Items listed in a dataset
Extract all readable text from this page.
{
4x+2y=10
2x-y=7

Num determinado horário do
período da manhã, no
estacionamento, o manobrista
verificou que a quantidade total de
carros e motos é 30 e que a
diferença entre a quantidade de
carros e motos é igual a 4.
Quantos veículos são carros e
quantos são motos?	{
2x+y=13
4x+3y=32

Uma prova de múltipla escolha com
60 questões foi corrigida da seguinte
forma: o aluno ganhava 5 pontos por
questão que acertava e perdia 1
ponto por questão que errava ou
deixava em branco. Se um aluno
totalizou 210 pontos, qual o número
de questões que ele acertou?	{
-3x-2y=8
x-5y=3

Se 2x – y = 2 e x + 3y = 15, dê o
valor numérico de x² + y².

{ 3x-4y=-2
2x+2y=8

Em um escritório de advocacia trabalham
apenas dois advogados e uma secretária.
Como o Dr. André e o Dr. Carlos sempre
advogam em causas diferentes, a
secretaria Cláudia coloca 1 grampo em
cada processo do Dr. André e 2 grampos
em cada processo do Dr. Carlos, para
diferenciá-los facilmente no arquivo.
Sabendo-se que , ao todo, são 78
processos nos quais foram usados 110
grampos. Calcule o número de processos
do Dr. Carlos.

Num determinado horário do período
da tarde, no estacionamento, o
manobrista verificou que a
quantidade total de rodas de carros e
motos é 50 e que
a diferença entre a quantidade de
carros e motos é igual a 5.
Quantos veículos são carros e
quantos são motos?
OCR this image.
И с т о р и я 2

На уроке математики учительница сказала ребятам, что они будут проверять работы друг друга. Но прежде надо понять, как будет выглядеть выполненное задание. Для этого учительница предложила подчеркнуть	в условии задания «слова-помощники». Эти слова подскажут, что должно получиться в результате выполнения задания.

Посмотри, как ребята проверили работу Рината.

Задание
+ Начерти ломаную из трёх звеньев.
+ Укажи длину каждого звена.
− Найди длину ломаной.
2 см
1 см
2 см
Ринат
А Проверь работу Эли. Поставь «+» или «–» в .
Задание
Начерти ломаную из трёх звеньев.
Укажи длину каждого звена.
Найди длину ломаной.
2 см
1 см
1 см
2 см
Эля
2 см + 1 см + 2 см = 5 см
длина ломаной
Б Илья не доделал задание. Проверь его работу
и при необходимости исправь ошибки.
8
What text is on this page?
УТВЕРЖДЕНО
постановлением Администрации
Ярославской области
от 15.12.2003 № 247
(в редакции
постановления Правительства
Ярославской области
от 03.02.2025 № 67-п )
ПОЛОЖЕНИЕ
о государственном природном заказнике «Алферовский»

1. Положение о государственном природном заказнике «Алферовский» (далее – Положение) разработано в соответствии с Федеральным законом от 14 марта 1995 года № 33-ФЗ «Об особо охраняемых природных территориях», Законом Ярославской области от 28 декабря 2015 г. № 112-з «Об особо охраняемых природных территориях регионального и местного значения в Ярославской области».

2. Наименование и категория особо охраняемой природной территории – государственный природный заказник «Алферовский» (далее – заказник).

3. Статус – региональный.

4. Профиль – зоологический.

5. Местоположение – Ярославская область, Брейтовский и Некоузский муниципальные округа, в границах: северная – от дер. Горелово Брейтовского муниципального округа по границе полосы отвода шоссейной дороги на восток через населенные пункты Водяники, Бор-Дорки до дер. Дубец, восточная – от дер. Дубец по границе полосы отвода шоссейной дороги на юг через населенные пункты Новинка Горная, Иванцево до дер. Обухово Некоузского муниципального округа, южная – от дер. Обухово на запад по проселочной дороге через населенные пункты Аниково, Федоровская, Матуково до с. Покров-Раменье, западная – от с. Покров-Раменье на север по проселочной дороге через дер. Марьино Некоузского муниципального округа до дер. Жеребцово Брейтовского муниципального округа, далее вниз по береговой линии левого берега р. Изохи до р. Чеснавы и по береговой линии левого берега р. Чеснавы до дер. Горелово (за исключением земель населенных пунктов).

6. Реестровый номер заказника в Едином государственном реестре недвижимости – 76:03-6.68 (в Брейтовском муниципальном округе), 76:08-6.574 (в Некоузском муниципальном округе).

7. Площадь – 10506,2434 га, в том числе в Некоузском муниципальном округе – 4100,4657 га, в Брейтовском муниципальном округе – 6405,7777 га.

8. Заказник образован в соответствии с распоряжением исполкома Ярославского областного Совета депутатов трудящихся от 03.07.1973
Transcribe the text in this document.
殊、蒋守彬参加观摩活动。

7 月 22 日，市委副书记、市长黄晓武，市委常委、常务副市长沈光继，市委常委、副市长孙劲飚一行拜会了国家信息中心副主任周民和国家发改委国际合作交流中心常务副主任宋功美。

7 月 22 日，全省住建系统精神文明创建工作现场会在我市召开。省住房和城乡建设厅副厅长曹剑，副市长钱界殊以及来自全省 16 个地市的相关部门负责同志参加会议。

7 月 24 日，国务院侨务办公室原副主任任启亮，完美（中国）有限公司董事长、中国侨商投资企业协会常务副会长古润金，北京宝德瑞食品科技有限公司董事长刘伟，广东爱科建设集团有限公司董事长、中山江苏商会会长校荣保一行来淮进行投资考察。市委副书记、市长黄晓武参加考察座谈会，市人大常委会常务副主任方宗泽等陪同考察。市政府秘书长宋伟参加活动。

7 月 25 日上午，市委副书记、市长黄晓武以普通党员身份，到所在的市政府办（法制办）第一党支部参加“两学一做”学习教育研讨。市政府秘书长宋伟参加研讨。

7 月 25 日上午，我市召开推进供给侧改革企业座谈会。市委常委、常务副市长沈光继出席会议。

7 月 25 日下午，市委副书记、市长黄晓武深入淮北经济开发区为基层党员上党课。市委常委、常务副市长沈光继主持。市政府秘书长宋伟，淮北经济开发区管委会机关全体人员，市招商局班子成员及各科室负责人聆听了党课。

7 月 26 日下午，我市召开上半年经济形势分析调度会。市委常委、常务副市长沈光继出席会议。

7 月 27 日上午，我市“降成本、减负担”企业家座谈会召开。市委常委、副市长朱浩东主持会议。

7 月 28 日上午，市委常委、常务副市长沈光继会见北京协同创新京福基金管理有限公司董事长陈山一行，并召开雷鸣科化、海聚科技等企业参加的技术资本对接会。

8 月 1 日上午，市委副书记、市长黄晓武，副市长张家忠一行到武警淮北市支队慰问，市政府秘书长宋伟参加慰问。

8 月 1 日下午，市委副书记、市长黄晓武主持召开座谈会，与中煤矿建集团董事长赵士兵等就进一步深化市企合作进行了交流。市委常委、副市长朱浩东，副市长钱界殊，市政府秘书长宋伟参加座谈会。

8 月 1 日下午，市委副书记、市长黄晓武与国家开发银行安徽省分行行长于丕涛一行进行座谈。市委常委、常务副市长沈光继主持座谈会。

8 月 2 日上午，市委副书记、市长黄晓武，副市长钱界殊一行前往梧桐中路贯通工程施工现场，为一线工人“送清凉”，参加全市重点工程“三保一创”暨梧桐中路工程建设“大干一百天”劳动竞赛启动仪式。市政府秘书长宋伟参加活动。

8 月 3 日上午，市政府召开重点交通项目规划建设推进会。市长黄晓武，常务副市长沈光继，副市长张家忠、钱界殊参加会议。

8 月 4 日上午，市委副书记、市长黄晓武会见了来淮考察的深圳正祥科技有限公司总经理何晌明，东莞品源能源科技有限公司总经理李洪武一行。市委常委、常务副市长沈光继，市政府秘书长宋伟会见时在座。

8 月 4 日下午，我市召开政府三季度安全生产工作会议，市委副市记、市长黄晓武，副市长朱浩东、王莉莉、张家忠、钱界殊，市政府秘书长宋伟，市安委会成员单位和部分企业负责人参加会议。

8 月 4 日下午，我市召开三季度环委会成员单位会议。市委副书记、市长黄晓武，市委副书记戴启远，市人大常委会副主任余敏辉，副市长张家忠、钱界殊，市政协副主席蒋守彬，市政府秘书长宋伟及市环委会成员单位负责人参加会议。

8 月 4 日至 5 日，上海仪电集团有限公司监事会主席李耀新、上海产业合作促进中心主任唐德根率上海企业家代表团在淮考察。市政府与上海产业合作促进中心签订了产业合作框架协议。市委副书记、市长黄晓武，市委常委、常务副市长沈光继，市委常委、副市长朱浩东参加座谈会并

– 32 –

> _OBJECTIVE_: Pick out all the lines with the word "Carlos" in them and copy them.

> _FINISHED TASK_:
Como o Dr. André e o Dr. Carlos sempre
em cada processo do Dr. Carlos, para
do Dr. Carlos.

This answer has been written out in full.